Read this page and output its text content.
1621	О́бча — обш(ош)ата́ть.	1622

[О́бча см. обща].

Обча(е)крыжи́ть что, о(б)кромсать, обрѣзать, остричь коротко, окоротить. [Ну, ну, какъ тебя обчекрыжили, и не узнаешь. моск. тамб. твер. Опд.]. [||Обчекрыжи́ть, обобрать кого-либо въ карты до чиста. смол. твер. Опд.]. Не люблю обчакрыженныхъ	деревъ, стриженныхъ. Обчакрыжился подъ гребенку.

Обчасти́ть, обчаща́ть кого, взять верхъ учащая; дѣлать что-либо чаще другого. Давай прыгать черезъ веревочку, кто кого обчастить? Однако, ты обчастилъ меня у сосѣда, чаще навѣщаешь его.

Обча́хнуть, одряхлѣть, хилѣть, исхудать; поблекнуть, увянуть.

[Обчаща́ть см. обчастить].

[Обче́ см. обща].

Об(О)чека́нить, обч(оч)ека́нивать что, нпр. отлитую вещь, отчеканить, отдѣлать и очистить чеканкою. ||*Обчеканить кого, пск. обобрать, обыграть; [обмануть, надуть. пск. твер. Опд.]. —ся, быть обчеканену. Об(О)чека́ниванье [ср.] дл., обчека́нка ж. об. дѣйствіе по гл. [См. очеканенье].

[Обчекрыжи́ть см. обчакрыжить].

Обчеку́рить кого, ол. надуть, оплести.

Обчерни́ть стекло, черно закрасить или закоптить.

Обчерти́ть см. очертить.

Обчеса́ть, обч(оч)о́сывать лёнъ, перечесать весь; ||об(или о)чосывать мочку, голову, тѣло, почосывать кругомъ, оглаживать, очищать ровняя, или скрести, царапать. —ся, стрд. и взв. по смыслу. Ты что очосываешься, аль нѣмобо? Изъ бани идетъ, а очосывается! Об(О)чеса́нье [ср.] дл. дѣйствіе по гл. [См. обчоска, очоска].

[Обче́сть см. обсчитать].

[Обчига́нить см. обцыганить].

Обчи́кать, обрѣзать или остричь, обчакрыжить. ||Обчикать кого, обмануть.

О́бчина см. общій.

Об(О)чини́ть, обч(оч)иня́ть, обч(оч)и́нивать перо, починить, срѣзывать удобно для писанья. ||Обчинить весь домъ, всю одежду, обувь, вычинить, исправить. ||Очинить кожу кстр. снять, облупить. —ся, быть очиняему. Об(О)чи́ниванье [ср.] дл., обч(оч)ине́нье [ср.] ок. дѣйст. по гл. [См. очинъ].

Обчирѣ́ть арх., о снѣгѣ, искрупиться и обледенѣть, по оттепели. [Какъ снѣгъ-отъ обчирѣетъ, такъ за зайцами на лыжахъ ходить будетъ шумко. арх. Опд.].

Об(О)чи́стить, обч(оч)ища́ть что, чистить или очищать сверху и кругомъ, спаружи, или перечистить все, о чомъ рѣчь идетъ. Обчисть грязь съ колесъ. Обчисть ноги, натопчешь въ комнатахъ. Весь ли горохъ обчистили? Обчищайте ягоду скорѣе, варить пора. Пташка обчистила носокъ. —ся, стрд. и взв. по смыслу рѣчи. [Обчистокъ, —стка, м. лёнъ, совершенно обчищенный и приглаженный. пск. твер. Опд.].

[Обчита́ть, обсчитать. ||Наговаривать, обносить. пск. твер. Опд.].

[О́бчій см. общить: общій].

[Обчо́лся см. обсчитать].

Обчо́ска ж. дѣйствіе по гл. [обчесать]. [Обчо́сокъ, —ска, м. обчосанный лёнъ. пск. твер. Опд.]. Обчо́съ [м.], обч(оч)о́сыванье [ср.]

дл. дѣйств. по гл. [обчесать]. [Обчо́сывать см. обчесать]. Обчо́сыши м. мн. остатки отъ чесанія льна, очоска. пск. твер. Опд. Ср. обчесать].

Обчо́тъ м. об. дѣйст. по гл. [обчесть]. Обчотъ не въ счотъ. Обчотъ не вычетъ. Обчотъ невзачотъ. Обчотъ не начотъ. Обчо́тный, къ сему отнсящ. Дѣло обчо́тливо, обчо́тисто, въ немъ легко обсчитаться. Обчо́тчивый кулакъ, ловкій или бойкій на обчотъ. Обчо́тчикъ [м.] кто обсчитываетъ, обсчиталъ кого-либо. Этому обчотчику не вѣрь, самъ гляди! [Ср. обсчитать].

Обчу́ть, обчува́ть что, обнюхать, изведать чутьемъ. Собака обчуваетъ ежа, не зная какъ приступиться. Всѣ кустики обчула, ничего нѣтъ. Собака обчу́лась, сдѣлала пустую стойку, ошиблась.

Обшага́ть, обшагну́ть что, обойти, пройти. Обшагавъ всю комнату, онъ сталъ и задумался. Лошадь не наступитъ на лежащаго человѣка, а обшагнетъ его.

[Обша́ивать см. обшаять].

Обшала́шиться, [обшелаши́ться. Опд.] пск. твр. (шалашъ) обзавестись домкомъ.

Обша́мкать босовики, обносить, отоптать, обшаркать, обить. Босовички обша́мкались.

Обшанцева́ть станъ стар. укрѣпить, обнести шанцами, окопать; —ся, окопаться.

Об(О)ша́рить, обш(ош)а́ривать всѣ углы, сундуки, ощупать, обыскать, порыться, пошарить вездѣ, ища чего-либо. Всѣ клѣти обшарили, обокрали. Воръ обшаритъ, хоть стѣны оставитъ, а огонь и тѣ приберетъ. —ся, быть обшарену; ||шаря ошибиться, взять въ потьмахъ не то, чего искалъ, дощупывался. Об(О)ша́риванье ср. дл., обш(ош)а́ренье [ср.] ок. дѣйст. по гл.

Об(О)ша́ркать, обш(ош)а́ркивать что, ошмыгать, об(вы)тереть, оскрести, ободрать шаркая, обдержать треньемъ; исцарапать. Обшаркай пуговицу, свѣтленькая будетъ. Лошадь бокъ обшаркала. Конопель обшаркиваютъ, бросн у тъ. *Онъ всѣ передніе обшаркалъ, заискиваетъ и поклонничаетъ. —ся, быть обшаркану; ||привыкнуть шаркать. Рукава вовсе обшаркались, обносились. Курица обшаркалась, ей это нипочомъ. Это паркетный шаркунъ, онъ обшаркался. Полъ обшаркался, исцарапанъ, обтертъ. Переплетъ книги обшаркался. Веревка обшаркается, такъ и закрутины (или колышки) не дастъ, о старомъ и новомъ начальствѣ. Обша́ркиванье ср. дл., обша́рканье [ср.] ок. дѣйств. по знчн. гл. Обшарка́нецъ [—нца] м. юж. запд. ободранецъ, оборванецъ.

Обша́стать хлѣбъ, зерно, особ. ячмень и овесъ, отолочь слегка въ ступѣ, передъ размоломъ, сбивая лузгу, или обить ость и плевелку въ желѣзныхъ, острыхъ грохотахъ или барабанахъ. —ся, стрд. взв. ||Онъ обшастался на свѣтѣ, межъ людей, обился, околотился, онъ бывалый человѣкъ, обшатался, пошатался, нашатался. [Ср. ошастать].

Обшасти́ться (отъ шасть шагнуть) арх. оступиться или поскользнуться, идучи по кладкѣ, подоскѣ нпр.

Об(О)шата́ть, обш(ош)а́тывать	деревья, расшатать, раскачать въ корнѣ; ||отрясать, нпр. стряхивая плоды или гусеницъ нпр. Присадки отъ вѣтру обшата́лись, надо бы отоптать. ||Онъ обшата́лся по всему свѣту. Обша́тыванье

---+---

Take the lines above and print them exactly.

Read this page and output its text content.
1621	О́бча — обш(ош)ата́ть.	1622

[О́бча см. обща].

Обча(е)крыжи́ть что, о(б)кромсать, обрѣзать, остричь коротко, окоротить. [Ну, ну, какъ тебя обчекрыжили, и не узнаешь. моск. тамб. твер. Опд.]. [||Обчекрыжи́ть, обобрать кого-либо въ карты до чиста. смол. твер. Опд.]. Не люблю обчакрыженныхъ	деревъ, стриженныхъ. Обчакрыжился подъ гребенку.

Обчасти́ть, обчаща́ть кого, взять верхъ учащая; дѣлать что-либо чаще другого. Давай прыгать черезъ веревочку, кто кого обчастить? Однако, ты обчастилъ меня у сосѣда, чаще навѣщаешь его.

Обча́хнуть, одряхлѣть, хилѣть, исхудать; поблекнуть, увянуть.

[Обчаща́ть см. обчастить].

[Обче́ см. обща].

Об(О)чека́нить, обч(оч)ека́нивать что, нпр. отлитую вещь, отчеканить, отдѣлать и очистить чеканкою. ||*Обчеканить кого, пск. обобрать, обыграть; [обмануть, надуть. пск. твер. Опд.]. —ся, быть обчеканену. Об(О)чека́ниванье [ср.] дл., обчека́нка ж. об. дѣйствіе по гл. [См. очеканенье].

[Обчекрыжи́ть см. обчакрыжить].

Обчеку́рить кого, ол. надуть, оплести.

Обчерни́ть стекло, черно закрасить или закоптить.

Обчерти́ть см. очертить.

Обчеса́ть, обч(оч)о́сывать лёнъ, перечесать весь; ||об(или о)чосывать мочку, голову, тѣло, почосывать кругомъ, оглаживать, очищать ровняя, или скрести, царапать. —ся, стрд. и взв. по смыслу. Ты что очосываешься, аль нѣмобо? Изъ бани идетъ, а очосывается! Об(О)чеса́нье [ср.] дл. дѣйствіе по гл. [См. обчоска, очоска].

[Обче́сть см. обсчитать].

[Обчига́нить см. обцыганить].

Обчи́кать, обрѣзать или остричь, обчакрыжить. ||Обчикать кого, обмануть.

О́бчина см. общій.

Об(О)чини́ть, обч(оч)иня́ть, обч(оч)и́нивать перо, починить, срѣзывать удобно для писанья. ||Обчинить весь домъ, всю одежду, обувь, вычинить, исправить. ||Очинить кожу кстр. снять, облупить. —ся, быть очиняему. Об(О)чи́ниванье [ср.] дл., обч(оч)ине́нье [ср.] ок. дѣйст. по гл. [См. очинъ].

Обчирѣ́ть арх., о снѣгѣ, искрупиться и обледенѣть, по оттепели. [Какъ снѣгъ-отъ обчирѣетъ, такъ за зайцами на лыжахъ ходить будетъ шумко. арх. Опд.].

Об(О)чи́стить, обч(оч)ища́ть что, чистить или очищать сверху и кругомъ, спаружи, или перечистить все, о чомъ рѣчь идетъ. Обчисть грязь съ колесъ. Обчисть ноги, натопчешь въ комнатахъ. Весь ли горохъ обчистили? Обчищайте ягоду скорѣе, варить пора. Пташка обчистила носокъ. —ся, стрд. и взв. по смыслу рѣчи. [Обчистокъ, —стка, м. лёнъ, совершенно обчищенный и приглаженный. пск. твер. Опд.].

[Обчита́ть, обсчитать. ||Наговаривать, обносить. пск. твер. Опд.].

[О́бчій см. общить: общій].

[Обчо́лся см. обсчитать].

Обчо́ска ж. дѣйствіе по гл. [обчесать]. [Обчо́сокъ, —ска, м. обчосанный лёнъ. пск. твер. Опд.]. Обчо́съ [м.], обч(оч)о́сыванье [ср.]

дл. дѣйств. по гл. [обчесать]. [Обчо́сывать см. обчесать]. Обчо́сыши м. мн. остатки отъ чесанія льна, очоска. пск. твер. Опд. Ср. обчесать].

Обчо́тъ м. об. дѣйст. по гл. [обчесть]. Обчотъ не въ счотъ. Обчотъ не вычетъ. Обчотъ невзачотъ. Обчотъ не начотъ. Обчо́тный, къ сему отнсящ. Дѣло обчо́тливо, обчо́тисто, въ немъ легко обсчитаться. Обчо́тчивый кулакъ, ловкій или бойкій на обчотъ. Обчо́тчикъ [м.] кто обсчитываетъ, обсчиталъ кого-либо. Этому обчотчику не вѣрь, самъ гляди! [Ср. обсчитать].

Обчу́ть, обчува́ть что, обнюхать, изведать чутьемъ. Собака обчуваетъ ежа, не зная какъ приступиться. Всѣ кустики обчула, ничего нѣтъ. Собака обчу́лась, сдѣлала пустую стойку, ошиблась.

Обшага́ть, обшагну́ть что, обойти, пройти. Обшагавъ всю комнату, онъ сталъ и задумался. Лошадь не наступитъ на лежащаго человѣка, а обшагнетъ его.

[Обша́ивать см. обшаять].

Обшала́шиться, [обшелаши́ться. Опд.] пск. твр. (шалашъ) обзавестись домкомъ.

Обша́мкать босовики, обносить, отоптать, обшаркать, обить. Босовички обша́мкались.

Обшанцева́ть станъ стар. укрѣпить, обнести шанцами, окопать; —ся, окопаться.

Об(О)ша́рить, обш(ош)а́ривать всѣ углы, сундуки, ощупать, обыскать, порыться, пошарить вездѣ, ища чего-либо. Всѣ клѣти обшарили, обокрали. Воръ обшаритъ, хоть стѣны оставитъ, а огонь и тѣ приберетъ. —ся, быть обшарену; ||шаря ошибиться, взять въ потьмахъ не то, чего искалъ, дощупывался. Об(О)ша́риванье ср. дл., обш(ош)а́ренье [ср.] ок. дѣйст. по гл.

Об(О)ша́ркать, обш(ош)а́ркивать что, ошмыгать, об(вы)тереть, оскрести, ободрать шаркая, обдержать треньемъ; исцарапать. Обшаркай пуговицу, свѣтленькая будетъ. Лошадь бокъ обшаркала. Конопель обшаркиваютъ, бросн у тъ. *Онъ всѣ передніе обшаркалъ, заискиваетъ и поклонничаетъ. —ся, быть обшаркану; ||привыкнуть шаркать. Рукава вовсе обшаркались, обносились. Курица обшаркалась, ей это нипочомъ. Это паркетный шаркунъ, онъ обшаркался. Полъ обшаркался, исцарапанъ, обтертъ. Переплетъ книги обшаркался. Веревка обшаркается, такъ и закрутины (или колышки) не дастъ, о старомъ и новомъ начальствѣ. Обша́ркиванье ср. дл., обша́рканье [ср.] ок. дѣйств. по знчн. гл. Обшарка́нецъ [—нца] м. юж. запд. ободранецъ, оборванецъ.

Обша́стать хлѣбъ, зерно, особ. ячмень и овесъ, отолочь слегка въ ступѣ, передъ размоломъ, сбивая лузгу, или обить ость и плевелку въ желѣзныхъ, острыхъ грохотахъ или барабанахъ. —ся, стрд. взв. ||Онъ обшастался на свѣтѣ, межъ людей, обился, околотился, онъ бывалый человѣкъ, обшатался, пошатался, нашатался. [Ср. ошастать].

Обшасти́ться (отъ шасть шагнуть) арх. оступиться или поскользнуться, идучи по кладкѣ, подоскѣ нпр.

Об(О)шата́ть, обш(ош)а́тывать	деревья, расшатать, раскачать въ корнѣ; ||отрясать, нпр. стряхивая плоды или гусеницъ нпр. Присадки отъ вѣтру обшата́лись, надо бы отоптать. ||Онъ обшата́лся по всему свѣту. Обша́тыванье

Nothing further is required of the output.